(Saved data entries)
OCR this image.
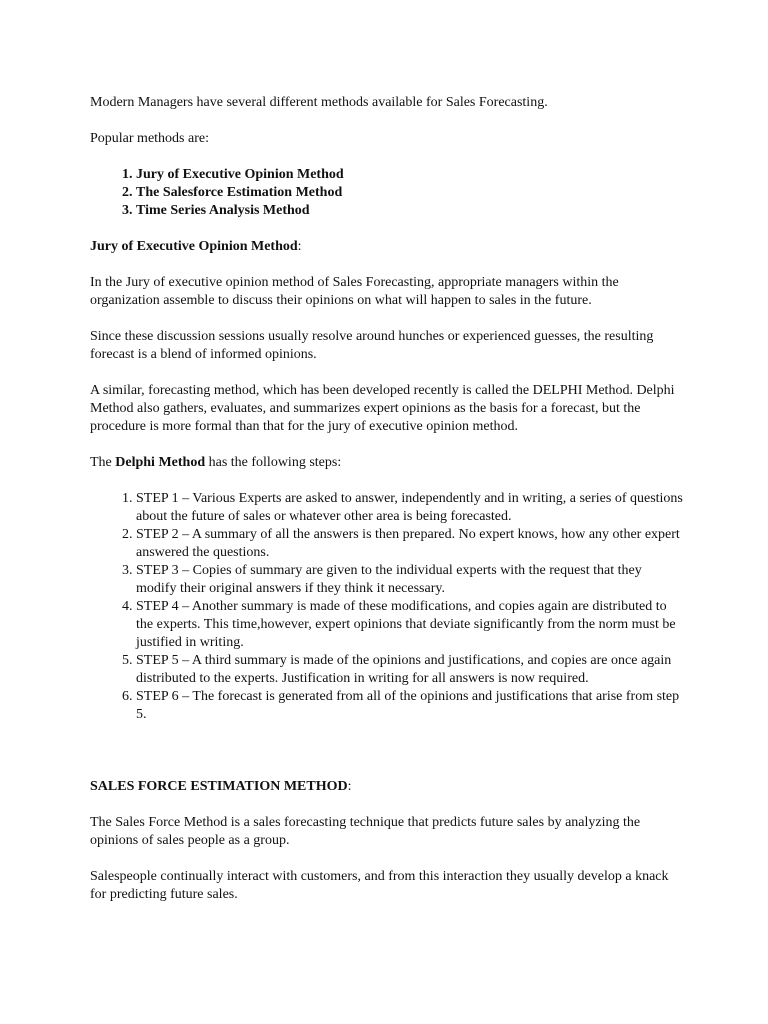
Modern Managers have several different methods available for Sales Forecasting.

Popular methods are:

1. Jury of Executive Opinion Method
2. The Salesforce Estimation Method
3. Time Series Analysis Method

Jury of Executive Opinion Method:

In the Jury of executive opinion method of Sales Forecasting, appropriate managers within the organization assemble to discuss their opinions on what will happen to sales in the future.

Since these discussion sessions usually resolve around hunches or experienced guesses, the resulting forecast is a blend of informed opinions.

A similar, forecasting method, which has been developed recently is called the DELPHI Method. Delphi Method also gathers, evaluates, and summarizes expert opinions as the basis for a forecast, but the procedure is more formal than that for the jury of executive opinion method.

The Delphi Method has the following steps:

1. STEP 1 – Various Experts are asked to answer, independently and in writing, a series of questions about the future of sales or whatever other area is being forecasted.
2. STEP 2 – A summary of all the answers is then prepared. No expert knows, how any other expert answered the questions.
3. STEP 3 – Copies of summary are given to the individual experts with the request that they modify their original answers if they think it necessary.
4. STEP 4 – Another summary is made of these modifications, and copies again are distributed to the experts. This time,however, expert opinions that deviate significantly from the norm must be justified in writing.
5. STEP 5 – A third summary is made of the opinions and justifications, and copies are once again distributed to the experts. Justification in writing for all answers is now required.
6. STEP 6 – The forecast is generated from all of the opinions and justifications that arise from step 5.

SALES FORCE ESTIMATION METHOD:

The Sales Force Method is a sales forecasting technique that predicts future sales by analyzing the opinions of sales people as a group.

Salespeople continually interact with customers, and from this interaction they usually develop a knack for predicting future sales.
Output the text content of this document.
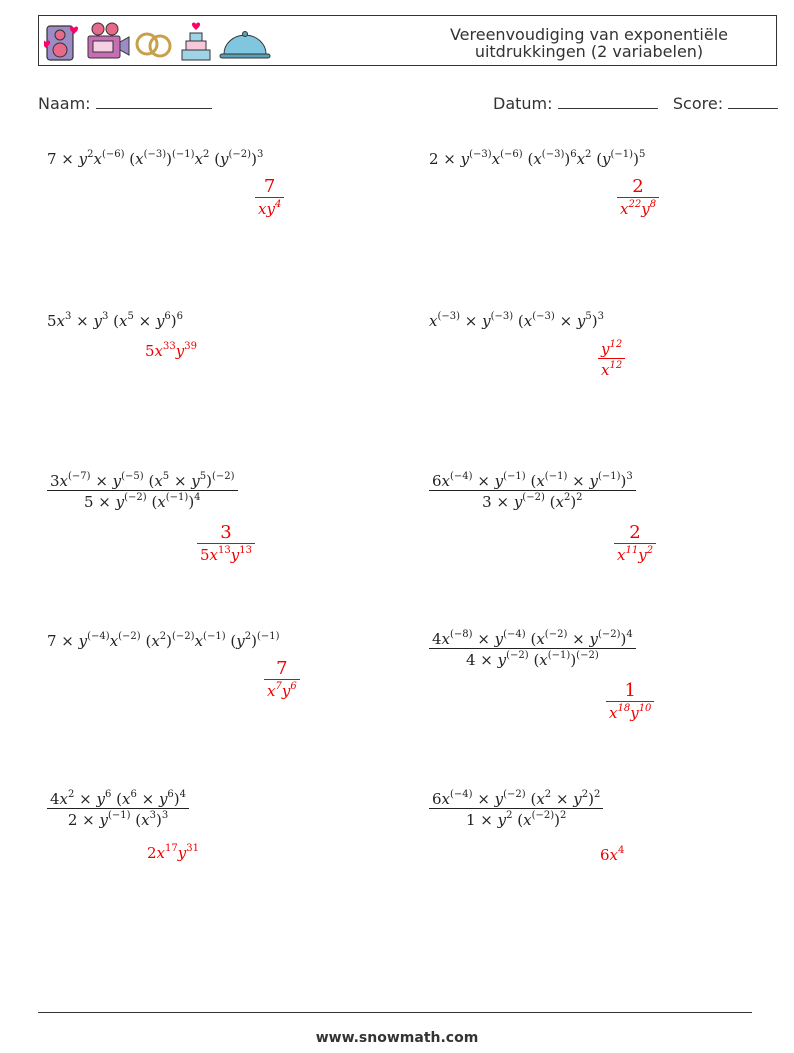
Vereenvoudiging van exponentiële
uitdrukkingen (2 variabelen)
Naam:	Datum:	Score:
$7 \times y^2x^{(-6)}$ $(x^{(-3)})^{(-1)}x^2$ $(y^{(-2)})^3$
$\frac{7}{xy^4}$
$2 \times y^{(-3)}x^{(-6)}$ $(x^{(-3)})^6x^2$ $(y^{(-1)})^5$
$\frac{2}{x^{22}y^8}$
$5x^3 \times y^3$ $(x^5 \times y^6)^6$
$5x^{33}y^{39}$
$x^{(-3)} \times y^{(-3)}$ $(x^{(-3)} \times y^5)^3$
$\frac{y^{12}}{x^{12}}$
$\frac{3x^{(-7)} \times y^{(-5)} (x^5 \times y^5)^{(-2)}}{5 \times y^{(-2)} (x^{(-1)})^4}$
$\frac{3}{5x^{13}y^{13}}$
$\frac{6x^{(-4)} \times y^{(-1)} (x^{(-1)} \times y^{(-1)})^3}{3 \times y^{(-2)} (x^2)^2}$
$\frac{2}{x^{11}y^2}$
$7 \times y^{(-4)}x^{(-2)}$ $(x^2)^{(-2)}x^{(-1)}$ $(y^2)^{(-1)}$
$\frac{7}{x^7y^6}$
$\frac{4x^{(-8)} \times y^{(-4)} (x^{(-2)} \times y^{(-2)})^4}{4 \times y^{(-2)} (x^{(-1)})^{(-2)}}$
$\frac{1}{x^{18}y^{10}}$
$\frac{4x^2 \times y^6 (x^6 \times y^6)^4}{2 \times y^{(-1)} (x^3)^3}$
$2x^{17}y^{31}$
$\frac{6x^{(-4)} \times y^{(-2)} (x^2 \times y^2)^2}{1 \times y^2 (x^{(-2)})^2}$
$6x^4$
www.snowmath.com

Given task: Of the lines above, how many include the word "again"? Reply with the number only.

Full output: 2